> **Set problem 1**
According to the abstract, why could an ontology built from word meanings fail to solve the 'Tower of Babel' problem? Answer in one to three sentences.
> **Set problem 2**
Please write out the abstract's wording from "Keywords. Geographic categories, geographic" up to and including "information systems, GIS.", changing nothing.
> **Set problem 3**
Answer these questions from the abstract:
(a) What problem has ontology been proposed as a solution to?
(b) Which language are English landscape terms compared with, and where is it spoken?
(c) What abbreviation closes the list of keywords?

> **Excerpt provided**
****************************************

4 School of Information Technology, Murdoch University, Perth, Western Australia 6150, Australia

Abstract. Ontology has been proposed as a solution to the 'Tower of Babel' problem that threatens the semantic interoperability of information systems constructed independently for the same domain. In information systems research and applications, ontologies are often implemented by formalizing the meanings of words from natural languages. However, words in different natural languages sometimes subdivide the same domain of reality in terms of different conceptual categories. If the words and their associated concepts in two natural languages, or even in two terminological traditions within the same language, do not have common referents in the real world, an ontology based on word meanings will inherit the 'Tower of Babel' problem from the languages involved, rather than solve it. In this paper we present evidence from a preliminary comparison of landscape terms in English with those in the Yindjibarndi language of northwestern Australia demonstrating that this problem is not just hypothetical. Some possible solutions are suggested.

Keywords. Geographic categories, geographic ontology, cultural differences, indigenous Australian language, spatial cognition, geographic information systems, GIS.

****************************************

> **Material**
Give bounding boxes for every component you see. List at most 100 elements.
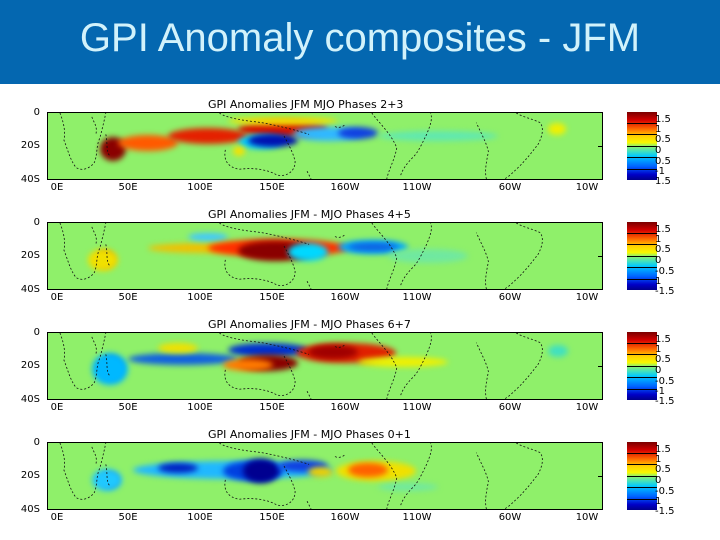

****************************************

> **Solution 1**
Words in different natural languages sometimes divide the same domain of reality into different conceptual categories. If the words and their concepts in two languages, or in two terminological traditions within one language, lack common referents in the real world, an ontology based on word meanings inherits the problem from those languages instead of solving it.

> **Solution 2**
Keywords. Geographic categories, geographic ontology, cultural differences, indigenous Australian language, spatial cognition, geographic information systems, GIS.

> **Solution 3**
(a) The 'Tower of Babel' problem, which threatens the semantic interoperability of information systems constructed independently for the same domain.
(b) The Yindjibarndi language of northwestern Australia.
(c) GIS.